Copy all of the records below verbatim.

Information provided:
****

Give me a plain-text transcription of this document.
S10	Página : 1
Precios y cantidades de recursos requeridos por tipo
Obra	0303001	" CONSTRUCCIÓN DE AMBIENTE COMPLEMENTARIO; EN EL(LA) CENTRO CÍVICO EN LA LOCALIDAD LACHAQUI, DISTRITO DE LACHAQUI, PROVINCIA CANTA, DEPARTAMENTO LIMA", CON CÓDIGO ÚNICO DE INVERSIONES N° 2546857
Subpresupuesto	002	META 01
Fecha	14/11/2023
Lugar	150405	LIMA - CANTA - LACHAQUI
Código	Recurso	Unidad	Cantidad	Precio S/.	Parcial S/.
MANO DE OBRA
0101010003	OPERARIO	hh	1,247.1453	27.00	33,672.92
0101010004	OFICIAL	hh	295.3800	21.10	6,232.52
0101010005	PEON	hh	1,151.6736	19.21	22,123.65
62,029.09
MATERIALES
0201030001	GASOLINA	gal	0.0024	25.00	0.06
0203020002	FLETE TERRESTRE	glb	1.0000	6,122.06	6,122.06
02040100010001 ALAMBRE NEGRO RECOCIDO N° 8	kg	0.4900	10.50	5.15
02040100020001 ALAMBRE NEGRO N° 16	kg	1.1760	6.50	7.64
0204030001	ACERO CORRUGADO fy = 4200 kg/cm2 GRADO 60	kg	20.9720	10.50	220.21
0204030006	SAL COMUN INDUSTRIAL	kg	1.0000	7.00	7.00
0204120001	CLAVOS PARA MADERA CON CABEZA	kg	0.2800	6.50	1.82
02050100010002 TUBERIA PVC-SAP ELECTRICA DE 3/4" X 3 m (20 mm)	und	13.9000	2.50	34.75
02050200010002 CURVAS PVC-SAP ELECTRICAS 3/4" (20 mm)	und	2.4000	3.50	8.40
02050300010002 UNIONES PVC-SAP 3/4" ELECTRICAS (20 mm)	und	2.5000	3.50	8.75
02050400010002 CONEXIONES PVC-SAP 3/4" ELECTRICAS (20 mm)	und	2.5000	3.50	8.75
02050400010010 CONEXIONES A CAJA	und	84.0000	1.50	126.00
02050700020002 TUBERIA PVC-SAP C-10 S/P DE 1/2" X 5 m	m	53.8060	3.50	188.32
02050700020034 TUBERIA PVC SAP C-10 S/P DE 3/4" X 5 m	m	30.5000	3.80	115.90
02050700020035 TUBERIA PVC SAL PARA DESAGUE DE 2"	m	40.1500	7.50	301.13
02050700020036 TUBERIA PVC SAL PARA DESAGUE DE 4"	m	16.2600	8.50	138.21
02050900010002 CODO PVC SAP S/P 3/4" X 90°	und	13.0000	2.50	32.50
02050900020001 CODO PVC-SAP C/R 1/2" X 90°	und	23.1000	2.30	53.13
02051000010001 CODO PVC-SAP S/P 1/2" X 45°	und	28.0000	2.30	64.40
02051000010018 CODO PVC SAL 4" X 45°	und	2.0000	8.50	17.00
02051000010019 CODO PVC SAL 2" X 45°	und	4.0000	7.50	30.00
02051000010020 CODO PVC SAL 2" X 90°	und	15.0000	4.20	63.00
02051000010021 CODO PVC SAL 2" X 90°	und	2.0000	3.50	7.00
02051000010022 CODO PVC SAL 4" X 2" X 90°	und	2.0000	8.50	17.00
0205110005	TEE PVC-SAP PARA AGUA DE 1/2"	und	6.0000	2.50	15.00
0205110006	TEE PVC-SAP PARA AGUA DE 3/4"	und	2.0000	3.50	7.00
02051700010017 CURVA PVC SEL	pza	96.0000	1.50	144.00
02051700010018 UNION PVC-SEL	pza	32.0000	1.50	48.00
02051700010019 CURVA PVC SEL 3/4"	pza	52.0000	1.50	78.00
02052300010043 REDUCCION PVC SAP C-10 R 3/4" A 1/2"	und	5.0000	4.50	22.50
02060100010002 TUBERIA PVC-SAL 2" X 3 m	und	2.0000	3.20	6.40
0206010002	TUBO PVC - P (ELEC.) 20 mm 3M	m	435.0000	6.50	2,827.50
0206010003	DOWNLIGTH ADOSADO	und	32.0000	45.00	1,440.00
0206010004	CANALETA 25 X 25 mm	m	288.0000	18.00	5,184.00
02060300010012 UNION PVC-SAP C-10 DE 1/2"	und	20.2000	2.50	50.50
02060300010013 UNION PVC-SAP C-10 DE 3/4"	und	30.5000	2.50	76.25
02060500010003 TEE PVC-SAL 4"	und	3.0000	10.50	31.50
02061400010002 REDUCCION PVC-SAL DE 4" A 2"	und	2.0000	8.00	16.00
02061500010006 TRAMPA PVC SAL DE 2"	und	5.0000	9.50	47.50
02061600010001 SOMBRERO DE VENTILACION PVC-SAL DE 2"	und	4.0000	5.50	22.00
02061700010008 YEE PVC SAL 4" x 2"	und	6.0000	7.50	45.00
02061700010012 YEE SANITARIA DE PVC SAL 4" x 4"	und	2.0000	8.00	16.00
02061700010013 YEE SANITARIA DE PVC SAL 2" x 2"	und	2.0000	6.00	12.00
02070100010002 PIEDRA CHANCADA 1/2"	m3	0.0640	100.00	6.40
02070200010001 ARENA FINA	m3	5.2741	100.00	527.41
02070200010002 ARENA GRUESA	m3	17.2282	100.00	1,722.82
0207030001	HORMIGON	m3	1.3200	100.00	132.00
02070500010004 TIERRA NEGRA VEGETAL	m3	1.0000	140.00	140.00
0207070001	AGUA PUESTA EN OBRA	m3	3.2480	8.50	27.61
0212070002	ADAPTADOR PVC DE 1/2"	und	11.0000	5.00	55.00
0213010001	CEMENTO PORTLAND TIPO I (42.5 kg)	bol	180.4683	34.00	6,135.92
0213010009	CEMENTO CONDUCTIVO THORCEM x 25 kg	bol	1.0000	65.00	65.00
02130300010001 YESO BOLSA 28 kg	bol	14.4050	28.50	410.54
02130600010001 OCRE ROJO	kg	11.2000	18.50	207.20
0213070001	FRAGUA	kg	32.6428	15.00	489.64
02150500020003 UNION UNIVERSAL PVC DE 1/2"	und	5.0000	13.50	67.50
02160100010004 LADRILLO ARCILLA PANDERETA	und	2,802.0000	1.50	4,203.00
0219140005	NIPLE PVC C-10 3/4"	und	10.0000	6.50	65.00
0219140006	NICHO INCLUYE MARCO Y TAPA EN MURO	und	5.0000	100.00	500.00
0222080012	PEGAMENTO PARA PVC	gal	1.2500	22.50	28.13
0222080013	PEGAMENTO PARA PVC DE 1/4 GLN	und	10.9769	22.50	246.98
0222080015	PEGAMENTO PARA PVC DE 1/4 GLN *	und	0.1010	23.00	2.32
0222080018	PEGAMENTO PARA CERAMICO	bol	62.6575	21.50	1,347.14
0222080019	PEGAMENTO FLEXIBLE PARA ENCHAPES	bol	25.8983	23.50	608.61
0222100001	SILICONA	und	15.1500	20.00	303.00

****

Worked answer:
Give me a plain-text transcription of this document.
S10	Página : 1
Precios y cantidades de recursos requeridos por tipo
Obra	0303001	" CONSTRUCCIÓN DE AMBIENTE COMPLEMENTARIO; EN EL(LA) CENTRO CÍVICO EN LA LOCALIDAD LACHAQUI, DISTRITO DE LACHAQUI, PROVINCIA CANTA, DEPARTAMENTO LIMA", CON CÓDIGO ÚNICO DE INVERSIONES N° 2546857
Subpresupuesto	002	META 01
Fecha	14/11/2023
Lugar	150405	LIMA - CANTA - LACHAQUI
Código	Recurso	Unidad	Cantidad	Precio S/.	Parcial S/.
MANO DE OBRA
0101010003	OPERARIO	hh	1,247.1453	27.00	33,672.92
0101010004	OFICIAL	hh	295.3800	21.10	6,232.52
0101010005	PEON	hh	1,151.6736	19.21	22,123.65
62,029.09
MATERIALES
0201030001	GASOLINA	gal	0.0024	25.00	0.06
0203020002	FLETE TERRESTRE	glb	1.0000	6,122.06	6,122.06
02040100010001 ALAMBRE NEGRO RECOCIDO N° 8	kg	0.4900	10.50	5.15
02040100020001 ALAMBRE NEGRO N° 16	kg	1.1760	6.50	7.64
0204030001	ACERO CORRUGADO fy = 4200 kg/cm2 GRADO 60	kg	20.9720	10.50	220.21
0204030006	SAL COMUN INDUSTRIAL	kg	1.0000	7.00	7.00
0204120001	CLAVOS PARA MADERA CON CABEZA	kg	0.2800	6.50	1.82
02050100010002 TUBERIA PVC-SAP ELECTRICA DE 3/4" X 3 m (20 mm)	und	13.9000	2.50	34.75
02050200010002 CURVAS PVC-SAP ELECTRICAS 3/4" (20 mm)	und	2.4000	3.50	8.40
02050300010002 UNIONES PVC-SAP 3/4" ELECTRICAS (20 mm)	und	2.5000	3.50	8.75
02050400010002 CONEXIONES PVC-SAP 3/4" ELECTRICAS (20 mm)	und	2.5000	3.50	8.75
02050400010010 CONEXIONES A CAJA	und	84.0000	1.50	126.00
02050700020002 TUBERIA PVC-SAP C-10 S/P DE 1/2" X 5 m	m	53.8060	3.50	188.32
02050700020034 TUBERIA PVC SAP C-10 S/P DE 3/4" X 5 m	m	30.5000	3.80	115.90
02050700020035 TUBERIA PVC SAL PARA DESAGUE DE 2"	m	40.1500	7.50	301.13
02050700020036 TUBERIA PVC SAL PARA DESAGUE DE 4"	m	16.2600	8.50	138.21
02050900010002 CODO PVC SAP S/P 3/4" X 90°	und	13.0000	2.50	32.50
02050900020001 CODO PVC-SAP C/R 1/2" X 90°	und	23.1000	2.30	53.13
02051000010001 CODO PVC-SAP S/P 1/2" X 45°	und	28.0000	2.30	64.40
02051000010018 CODO PVC SAL 4" X 45°	und	2.0000	8.50	17.00
02051000010019 CODO PVC SAL 2" X 45°	und	4.0000	7.50	30.00
02051000010020 CODO PVC SAL 2" X 90°	und	15.0000	4.20	63.00
02051000010021 CODO PVC SAL 2" X 90°	und	2.0000	3.50	7.00
02051000010022 CODO PVC SAL 4" X 2" X 90°	und	2.0000	8.50	17.00
0205110005	TEE PVC-SAP PARA AGUA DE 1/2"	und	6.0000	2.50	15.00
0205110006	TEE PVC-SAP PARA AGUA DE 3/4"	und	2.0000	3.50	7.00
02051700010017 CURVA PVC SEL	pza	96.0000	1.50	144.00
02051700010018 UNION PVC-SEL	pza	32.0000	1.50	48.00
02051700010019 CURVA PVC SEL 3/4"	pza	52.0000	1.50	78.00
02052300010043 REDUCCION PVC SAP C-10 R 3/4" A 1/2"	und	5.0000	4.50	22.50
02060100010002 TUBERIA PVC-SAL 2" X 3 m	und	2.0000	3.20	6.40
0206010002	TUBO PVC - P (ELEC.) 20 mm 3M	m	435.0000	6.50	2,827.50
0206010003	DOWNLIGTH ADOSADO	und	32.0000	45.00	1,440.00
0206010004	CANALETA 25 X 25 mm	m	288.0000	18.00	5,184.00
02060300010012 UNION PVC-SAP C-10 DE 1/2"	und	20.2000	2.50	50.50
02060300010013 UNION PVC-SAP C-10 DE 3/4"	und	30.5000	2.50	76.25
02060500010003 TEE PVC-SAL 4"	und	3.0000	10.50	31.50
02061400010002 REDUCCION PVC-SAL DE 4" A 2"	und	2.0000	8.00	16.00
02061500010006 TRAMPA PVC SAL DE 2"	und	5.0000	9.50	47.50
02061600010001 SOMBRERO DE VENTILACION PVC-SAL DE 2"	und	4.0000	5.50	22.00
02061700010008 YEE PVC SAL 4" x 2"	und	6.0000	7.50	45.00
02061700010012 YEE SANITARIA DE PVC SAL 4" x 4"	und	2.0000	8.00	16.00
02061700010013 YEE SANITARIA DE PVC SAL 2" x 2"	und	2.0000	6.00	12.00
02070100010002 PIEDRA CHANCADA 1/2"	m3	0.0640	100.00	6.40
02070200010001 ARENA FINA	m3	5.2741	100.00	527.41
02070200010002 ARENA GRUESA	m3	17.2282	100.00	1,722.82
0207030001	HORMIGON	m3	1.3200	100.00	132.00
02070500010004 TIERRA NEGRA VEGETAL	m3	1.0000	140.00	140.00
0207070001	AGUA PUESTA EN OBRA	m3	3.2480	8.50	27.61
0212070002	ADAPTADOR PVC DE 1/2"	und	11.0000	5.00	55.00
0213010001	CEMENTO PORTLAND TIPO I (42.5 kg)	bol	180.4683	34.00	6,135.92
0213010009	CEMENTO CONDUCTIVO THORCEM x 25 kg	bol	1.0000	65.00	65.00
02130300010001 YESO BOLSA 28 kg	bol	14.4050	28.50	410.54
02130600010001 OCRE ROJO	kg	11.2000	18.50	207.20
0213070001	FRAGUA	kg	32.6428	15.00	489.64
02150500020003 UNION UNIVERSAL PVC DE 1/2"	und	5.0000	13.50	67.50
02160100010004 LADRILLO ARCILLA PANDERETA	und	2,802.0000	1.50	4,203.00
0219140005	NIPLE PVC C-10 3/4"	und	10.0000	6.50	65.00
0219140006	NICHO INCLUYE MARCO Y TAPA EN MURO	und	5.0000	100.00	500.00
0222080012	PEGAMENTO PARA PVC	gal	1.2500	22.50	28.13
0222080013	PEGAMENTO PARA PVC DE 1/4 GLN	und	10.9769	22.50	246.98
0222080015	PEGAMENTO PARA PVC DE 1/4 GLN *	und	0.1010	23.00	2.32
0222080018	PEGAMENTO PARA CERAMICO	bol	62.6575	21.50	1,347.14
0222080019	PEGAMENTO FLEXIBLE PARA ENCHAPES	bol	25.8983	23.50	608.61
0222100001	SILICONA	und	15.1500	20.00	303.00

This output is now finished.